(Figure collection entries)
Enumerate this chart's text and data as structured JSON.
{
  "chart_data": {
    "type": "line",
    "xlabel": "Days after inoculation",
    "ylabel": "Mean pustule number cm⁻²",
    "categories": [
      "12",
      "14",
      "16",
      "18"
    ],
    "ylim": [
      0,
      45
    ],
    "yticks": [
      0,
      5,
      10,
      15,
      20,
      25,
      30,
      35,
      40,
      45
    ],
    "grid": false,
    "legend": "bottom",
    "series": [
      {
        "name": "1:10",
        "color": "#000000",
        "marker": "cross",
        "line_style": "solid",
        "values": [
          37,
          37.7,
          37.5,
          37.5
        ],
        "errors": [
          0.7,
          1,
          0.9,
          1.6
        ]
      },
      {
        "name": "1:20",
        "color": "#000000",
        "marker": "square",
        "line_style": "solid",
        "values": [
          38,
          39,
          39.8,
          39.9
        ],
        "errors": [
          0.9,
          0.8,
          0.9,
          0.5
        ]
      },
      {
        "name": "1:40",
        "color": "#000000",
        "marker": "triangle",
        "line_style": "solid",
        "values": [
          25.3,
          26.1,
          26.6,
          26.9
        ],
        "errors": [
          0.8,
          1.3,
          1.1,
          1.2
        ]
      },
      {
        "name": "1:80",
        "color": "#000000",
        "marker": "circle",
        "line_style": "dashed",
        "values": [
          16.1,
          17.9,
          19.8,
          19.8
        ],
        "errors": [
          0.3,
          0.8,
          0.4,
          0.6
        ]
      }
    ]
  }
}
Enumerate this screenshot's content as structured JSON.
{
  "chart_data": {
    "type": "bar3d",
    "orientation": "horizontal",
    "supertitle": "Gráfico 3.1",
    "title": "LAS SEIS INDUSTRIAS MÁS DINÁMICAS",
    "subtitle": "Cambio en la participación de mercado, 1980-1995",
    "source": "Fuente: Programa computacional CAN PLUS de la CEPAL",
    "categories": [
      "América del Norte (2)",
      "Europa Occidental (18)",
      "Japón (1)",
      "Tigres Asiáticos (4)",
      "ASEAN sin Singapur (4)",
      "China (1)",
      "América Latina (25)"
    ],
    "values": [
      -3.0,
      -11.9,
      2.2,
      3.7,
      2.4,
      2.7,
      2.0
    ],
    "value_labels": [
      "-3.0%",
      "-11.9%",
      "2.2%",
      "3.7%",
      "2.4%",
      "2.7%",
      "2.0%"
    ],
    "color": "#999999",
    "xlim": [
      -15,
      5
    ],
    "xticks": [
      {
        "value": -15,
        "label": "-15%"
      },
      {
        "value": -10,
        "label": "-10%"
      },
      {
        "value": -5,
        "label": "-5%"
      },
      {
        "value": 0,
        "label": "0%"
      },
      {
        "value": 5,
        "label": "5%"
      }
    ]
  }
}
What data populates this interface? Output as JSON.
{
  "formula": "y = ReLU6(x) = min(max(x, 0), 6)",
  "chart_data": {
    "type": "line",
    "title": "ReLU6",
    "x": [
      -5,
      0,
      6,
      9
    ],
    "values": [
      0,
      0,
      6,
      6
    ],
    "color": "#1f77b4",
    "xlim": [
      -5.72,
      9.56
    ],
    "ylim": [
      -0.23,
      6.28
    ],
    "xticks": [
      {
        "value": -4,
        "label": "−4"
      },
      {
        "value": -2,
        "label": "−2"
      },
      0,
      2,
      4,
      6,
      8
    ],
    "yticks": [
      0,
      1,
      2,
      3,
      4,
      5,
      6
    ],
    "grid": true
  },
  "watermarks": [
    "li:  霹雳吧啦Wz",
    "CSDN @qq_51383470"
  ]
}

**TASK DESCRIPTION**
Write out again, unchanged, every line from the line containing "Enumerate this screenshot's" to the final line of the material above.

**FINISHED ANSWER**
Enumerate this screenshot's content as structured JSON.
{
  "chart_data": {
    "type": "bar3d",
    "orientation": "horizontal",
    "supertitle": "Gráfico 3.1",
    "title": "LAS SEIS INDUSTRIAS MÁS DINÁMICAS",
    "subtitle": "Cambio en la participación de mercado, 1980-1995",
    "source": "Fuente: Programa computacional CAN PLUS de la CEPAL",
    "categories": [
      "América del Norte (2)",
      "Europa Occidental (18)",
      "Japón (1)",
      "Tigres Asiáticos (4)",
      "ASEAN sin Singapur (4)",
      "China (1)",
      "América Latina (25)"
    ],
    "values": [
      -3.0,
      -11.9,
      2.2,
      3.7,
      2.4,
      2.7,
      2.0
    ],
    "value_labels": [
      "-3.0%",
      "-11.9%",
      "2.2%",
      "3.7%",
      "2.4%",
      "2.7%",
      "2.0%"
    ],
    "color": "#999999",
    "xlim": [
      -15,
      5
    ],
    "xticks": [
      {
        "value": -15,
        "label": "-15%"
      },
      {
        "value": -10,
        "label": "-10%"
      },
      {
        "value": -5,
        "label": "-5%"
      },
      {
        "value": 0,
        "label": "0%"
      },
      {
        "value": 5,
        "label": "5%"
      }
    ]
  }
}
What data populates this interface? Output as JSON.
{
  "formula": "y = ReLU6(x) = min(max(x, 0), 6)",
  "chart_data": {
    "type": "line",
    "title": "ReLU6",
    "x": [
      -5,
      0,
      6,
      9
    ],
    "values": [
      0,
      0,
      6,
      6
    ],
    "color": "#1f77b4",
    "xlim": [
      -5.72,
      9.56
    ],
    "ylim": [
      -0.23,
      6.28
    ],
    "xticks": [
      {
        "value": -4,
        "label": "−4"
      },
      {
        "value": -2,
        "label": "−2"
      },
      0,
      2,
      4,
      6,
      8
    ],
    "yticks": [
      0,
      1,
      2,
      3,
      4,
      5,
      6
    ],
    "grid": true
  },
  "watermarks": [
    "li:  霹雳吧啦Wz",
    "CSDN @qq_51383470"
  ]
}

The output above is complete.